At the start of the exercise, the space enclosed by the circle of chairs was entirely covered by blankets of all colors and textures. Each blanket represented a portion of land traditionally inhabited by a group of indigenous people. When we began, participants were given colored ribbons to place around their necks; each color represented a group of nations or tribes in a particular region. For example, the orange ribbon represented the Cherokee and Chippewa and others of the Southeast U.S., and the pink ribbon represented the Dine, Navajo, and Pueblo peoples of the Southwest U.S.

#####

**SHORT TASK A:**
Repeat the blanket exercise text word for word, from its first sentence to its last.
The records have no connection to the blanket exercise text.

#####

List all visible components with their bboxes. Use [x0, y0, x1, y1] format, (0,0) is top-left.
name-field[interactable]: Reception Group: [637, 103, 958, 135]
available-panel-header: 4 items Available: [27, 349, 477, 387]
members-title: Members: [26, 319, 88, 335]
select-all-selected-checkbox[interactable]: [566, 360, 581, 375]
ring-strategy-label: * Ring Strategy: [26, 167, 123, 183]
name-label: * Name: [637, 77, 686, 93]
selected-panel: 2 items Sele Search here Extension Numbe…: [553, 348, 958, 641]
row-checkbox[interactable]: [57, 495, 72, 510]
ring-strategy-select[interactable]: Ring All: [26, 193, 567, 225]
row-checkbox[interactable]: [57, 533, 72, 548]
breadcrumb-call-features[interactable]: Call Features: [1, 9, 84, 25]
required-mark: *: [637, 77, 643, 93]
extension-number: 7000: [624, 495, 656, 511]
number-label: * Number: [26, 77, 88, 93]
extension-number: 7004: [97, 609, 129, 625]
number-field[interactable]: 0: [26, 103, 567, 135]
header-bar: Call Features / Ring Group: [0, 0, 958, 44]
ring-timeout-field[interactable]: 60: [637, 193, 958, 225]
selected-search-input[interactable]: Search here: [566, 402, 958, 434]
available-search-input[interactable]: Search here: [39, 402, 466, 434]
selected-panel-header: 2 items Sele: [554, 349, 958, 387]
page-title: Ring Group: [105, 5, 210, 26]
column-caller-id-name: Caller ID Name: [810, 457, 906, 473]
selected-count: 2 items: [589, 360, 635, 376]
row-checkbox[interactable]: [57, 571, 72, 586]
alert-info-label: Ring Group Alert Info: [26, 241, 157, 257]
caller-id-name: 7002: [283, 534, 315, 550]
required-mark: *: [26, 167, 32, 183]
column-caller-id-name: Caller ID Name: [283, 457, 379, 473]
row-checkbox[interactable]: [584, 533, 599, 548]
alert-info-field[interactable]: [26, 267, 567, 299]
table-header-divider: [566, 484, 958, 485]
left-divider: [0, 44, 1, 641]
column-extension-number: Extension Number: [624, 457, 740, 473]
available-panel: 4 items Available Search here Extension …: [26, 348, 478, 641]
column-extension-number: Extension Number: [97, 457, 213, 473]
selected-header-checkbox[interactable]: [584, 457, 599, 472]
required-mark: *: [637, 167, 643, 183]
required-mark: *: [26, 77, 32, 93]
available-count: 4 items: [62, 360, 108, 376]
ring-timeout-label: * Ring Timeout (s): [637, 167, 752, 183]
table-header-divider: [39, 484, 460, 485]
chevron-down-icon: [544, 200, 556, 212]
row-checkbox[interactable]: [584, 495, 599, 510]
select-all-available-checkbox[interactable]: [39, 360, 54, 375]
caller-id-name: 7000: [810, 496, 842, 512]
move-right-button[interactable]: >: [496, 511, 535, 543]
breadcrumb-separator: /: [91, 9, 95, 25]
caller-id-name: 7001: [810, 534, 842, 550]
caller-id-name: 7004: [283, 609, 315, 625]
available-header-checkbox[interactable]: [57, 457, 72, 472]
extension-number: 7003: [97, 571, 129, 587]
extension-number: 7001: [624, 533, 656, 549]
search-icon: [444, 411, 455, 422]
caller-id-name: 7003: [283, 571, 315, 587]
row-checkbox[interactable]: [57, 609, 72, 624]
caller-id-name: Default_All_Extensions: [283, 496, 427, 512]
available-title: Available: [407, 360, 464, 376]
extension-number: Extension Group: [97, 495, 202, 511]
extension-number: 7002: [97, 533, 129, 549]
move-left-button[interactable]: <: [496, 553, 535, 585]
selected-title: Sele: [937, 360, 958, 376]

#####

**SHORT TASK B:**
Reproduce the records word for word, from their first line down to the line containing "selected-count: 2 items: [589, 360, 635, 376]", with both of those lines included.

**CORRECT ANSWER A:**
At the start of the exercise, the space enclosed by the circle of chairs was entirely covered by blankets of all colors and textures. Each blanket represented a portion of land traditionally inhabited by a group of indigenous people. When we began, participants were given colored ribbons to place around their necks; each color represented a group of nations or tribes in a particular region. For example, the orange ribbon represented the Cherokee and Chippewa and others of the Southeast U.S., and the pink ribbon represented the Dine, Navajo, and Pueblo peoples of the Southwest U.S.

**CORRECT ANSWER B:**
List all visible components with their bboxes. Use [x0, y0, x1, y1] format, (0,0) is top-left.
name-field[interactable]: Reception Group: [637, 103, 958, 135]
available-panel-header: 4 items Available: [27, 349, 477, 387]
members-title: Members: [26, 319, 88, 335]
select-all-selected-checkbox[interactable]: [566, 360, 581, 375]
ring-strategy-label: * Ring Strategy: [26, 167, 123, 183]
name-label: * Name: [637, 77, 686, 93]
selected-panel: 2 items Sele Search here Extension Numbe…: [553, 348, 958, 641]
row-checkbox[interactable]: [57, 495, 72, 510]
ring-strategy-select[interactable]: Ring All: [26, 193, 567, 225]
row-checkbox[interactable]: [57, 533, 72, 548]
breadcrumb-call-features[interactable]: Call Features: [1, 9, 84, 25]
required-mark: *: [637, 77, 643, 93]
extension-number: 7000: [624, 495, 656, 511]
number-label: * Number: [26, 77, 88, 93]
extension-number: 7004: [97, 609, 129, 625]
number-field[interactable]: 0: [26, 103, 567, 135]
header-bar: Call Features / Ring Group: [0, 0, 958, 44]
ring-timeout-field[interactable]: 60: [637, 193, 958, 225]
selected-search-input[interactable]: Search here: [566, 402, 958, 434]
available-search-input[interactable]: Search here: [39, 402, 466, 434]
selected-panel-header: 2 items Sele: [554, 349, 958, 387]
page-title: Ring Group: [105, 5, 210, 26]
column-caller-id-name: Caller ID Name: [810, 457, 906, 473]
selected-count: 2 items: [589, 360, 635, 376]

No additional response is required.